What is being asked: Each record needs to be echoed exactly; can you do that?

Information supplied:
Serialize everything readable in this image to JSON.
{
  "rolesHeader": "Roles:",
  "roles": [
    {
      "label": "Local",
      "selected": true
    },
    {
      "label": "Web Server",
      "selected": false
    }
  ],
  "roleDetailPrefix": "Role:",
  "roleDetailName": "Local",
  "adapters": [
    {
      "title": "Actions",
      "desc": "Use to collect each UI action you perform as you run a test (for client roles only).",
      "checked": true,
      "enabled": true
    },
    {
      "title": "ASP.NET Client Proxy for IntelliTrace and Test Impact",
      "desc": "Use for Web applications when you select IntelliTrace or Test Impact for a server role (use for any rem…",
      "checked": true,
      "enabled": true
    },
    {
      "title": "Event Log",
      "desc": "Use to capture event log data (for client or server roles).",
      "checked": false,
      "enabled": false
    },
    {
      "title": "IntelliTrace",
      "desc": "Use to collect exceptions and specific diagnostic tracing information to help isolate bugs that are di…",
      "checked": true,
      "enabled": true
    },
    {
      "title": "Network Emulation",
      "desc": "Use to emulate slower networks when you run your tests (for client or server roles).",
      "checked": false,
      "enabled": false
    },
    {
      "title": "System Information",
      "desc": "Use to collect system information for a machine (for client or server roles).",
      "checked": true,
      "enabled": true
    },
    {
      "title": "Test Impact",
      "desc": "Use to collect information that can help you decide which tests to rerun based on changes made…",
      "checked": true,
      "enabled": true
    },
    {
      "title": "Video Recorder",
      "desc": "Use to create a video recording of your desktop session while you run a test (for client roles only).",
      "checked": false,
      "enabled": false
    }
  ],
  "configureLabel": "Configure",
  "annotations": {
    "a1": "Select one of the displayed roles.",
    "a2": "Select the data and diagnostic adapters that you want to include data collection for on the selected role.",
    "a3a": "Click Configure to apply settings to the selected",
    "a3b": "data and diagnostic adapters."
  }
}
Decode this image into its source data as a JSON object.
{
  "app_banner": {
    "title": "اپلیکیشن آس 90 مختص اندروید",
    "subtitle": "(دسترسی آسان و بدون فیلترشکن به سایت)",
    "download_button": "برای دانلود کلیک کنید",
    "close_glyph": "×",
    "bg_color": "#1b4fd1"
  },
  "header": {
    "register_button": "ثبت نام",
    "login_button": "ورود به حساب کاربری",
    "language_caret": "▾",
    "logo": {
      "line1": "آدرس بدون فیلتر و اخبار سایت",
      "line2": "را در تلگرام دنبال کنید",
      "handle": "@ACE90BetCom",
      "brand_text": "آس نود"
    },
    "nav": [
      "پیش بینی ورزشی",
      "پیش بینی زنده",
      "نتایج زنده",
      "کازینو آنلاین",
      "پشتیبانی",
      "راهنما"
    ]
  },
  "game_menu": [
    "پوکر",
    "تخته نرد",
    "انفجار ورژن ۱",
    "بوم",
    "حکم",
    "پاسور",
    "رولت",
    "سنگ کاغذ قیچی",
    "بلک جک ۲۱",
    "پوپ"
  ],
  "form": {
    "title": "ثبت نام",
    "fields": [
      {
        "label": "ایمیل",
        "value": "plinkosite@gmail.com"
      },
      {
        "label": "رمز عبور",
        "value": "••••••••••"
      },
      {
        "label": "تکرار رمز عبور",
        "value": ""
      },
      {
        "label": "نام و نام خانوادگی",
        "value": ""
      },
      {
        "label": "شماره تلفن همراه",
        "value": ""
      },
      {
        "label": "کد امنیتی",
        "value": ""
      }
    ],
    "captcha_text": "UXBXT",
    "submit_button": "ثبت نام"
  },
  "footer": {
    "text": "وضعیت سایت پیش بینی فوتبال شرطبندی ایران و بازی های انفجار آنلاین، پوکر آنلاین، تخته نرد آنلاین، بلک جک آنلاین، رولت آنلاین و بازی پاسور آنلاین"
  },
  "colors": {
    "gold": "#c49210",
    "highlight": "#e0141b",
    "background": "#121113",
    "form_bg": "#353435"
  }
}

The response:
Serialize everything readable in this image to JSON.
{
  "rolesHeader": "Roles:",
  "roles": [
    {
      "label": "Local",
      "selected": true
    },
    {
      "label": "Web Server",
      "selected": false
    }
  ],
  "roleDetailPrefix": "Role:",
  "roleDetailName": "Local",
  "adapters": [
    {
      "title": "Actions",
      "desc": "Use to collect each UI action you perform as you run a test (for client roles only).",
      "checked": true,
      "enabled": true
    },
    {
      "title": "ASP.NET Client Proxy for IntelliTrace and Test Impact",
      "desc": "Use for Web applications when you select IntelliTrace or Test Impact for a server role (use for any rem…",
      "checked": true,
      "enabled": true
    },
    {
      "title": "Event Log",
      "desc": "Use to capture event log data (for client or server roles).",
      "checked": false,
      "enabled": false
    },
    {
      "title": "IntelliTrace",
      "desc": "Use to collect exceptions and specific diagnostic tracing information to help isolate bugs that are di…",
      "checked": true,
      "enabled": true
    },
    {
      "title": "Network Emulation",
      "desc": "Use to emulate slower networks when you run your tests (for client or server roles).",
      "checked": false,
      "enabled": false
    },
    {
      "title": "System Information",
      "desc": "Use to collect system information for a machine (for client or server roles).",
      "checked": true,
      "enabled": true
    },
    {
      "title": "Test Impact",
      "desc": "Use to collect information that can help you decide which tests to rerun based on changes made…",
      "checked": true,
      "enabled": true
    },
    {
      "title": "Video Recorder",
      "desc": "Use to create a video recording of your desktop session while you run a test (for client roles only).",
      "checked": false,
      "enabled": false
    }
  ],
  "configureLabel": "Configure",
  "annotations": {
    "a1": "Select one of the displayed roles.",
    "a2": "Select the data and diagnostic adapters that you want to include data collection for on the selected role.",
    "a3a": "Click Configure to apply settings to the selected",
    "a3b": "data and diagnostic adapters."
  }
}
Decode this image into its source data as a JSON object.
{
  "app_banner": {
    "title": "اپلیکیشن آس 90 مختص اندروید",
    "subtitle": "(دسترسی آسان و بدون فیلترشکن به سایت)",
    "download_button": "برای دانلود کلیک کنید",
    "close_glyph": "×",
    "bg_color": "#1b4fd1"
  },
  "header": {
    "register_button": "ثبت نام",
    "login_button": "ورود به حساب کاربری",
    "language_caret": "▾",
    "logo": {
      "line1": "آدرس بدون فیلتر و اخبار سایت",
      "line2": "را در تلگرام دنبال کنید",
      "handle": "@ACE90BetCom",
      "brand_text": "آس نود"
    },
    "nav": [
      "پیش بینی ورزشی",
      "پیش بینی زنده",
      "نتایج زنده",
      "کازینو آنلاین",
      "پشتیبانی",
      "راهنما"
    ]
  },
  "game_menu": [
    "پوکر",
    "تخته نرد",
    "انفجار ورژن ۱",
    "بوم",
    "حکم",
    "پاسور",
    "رولت",
    "سنگ کاغذ قیچی",
    "بلک جک ۲۱",
    "پوپ"
  ],
  "form": {
    "title": "ثبت نام",
    "fields": [
      {
        "label": "ایمیل",
        "value": "plinkosite@gmail.com"
      },
      {
        "label": "رمز عبور",
        "value": "••••••••••"
      },
      {
        "label": "تکرار رمز عبور",
        "value": ""
      },
      {
        "label": "نام و نام خانوادگی",
        "value": ""
      },
      {
        "label": "شماره تلفن همراه",
        "value": ""
      },
      {
        "label": "کد امنیتی",
        "value": ""
      }
    ],
    "captcha_text": "UXBXT",
    "submit_button": "ثبت نام"
  },
  "footer": {
    "text": "وضعیت سایت پیش بینی فوتبال شرطبندی ایران و بازی های انفجار آنلاین، پوکر آنلاین، تخته نرد آنلاین، بلک جک آنلاین، رولت آنلاین و بازی پاسور آنلاین"
  },
  "colors": {
    "gold": "#c49210",
    "highlight": "#e0141b",
    "background": "#121113",
    "form_bg": "#353435"
  }
}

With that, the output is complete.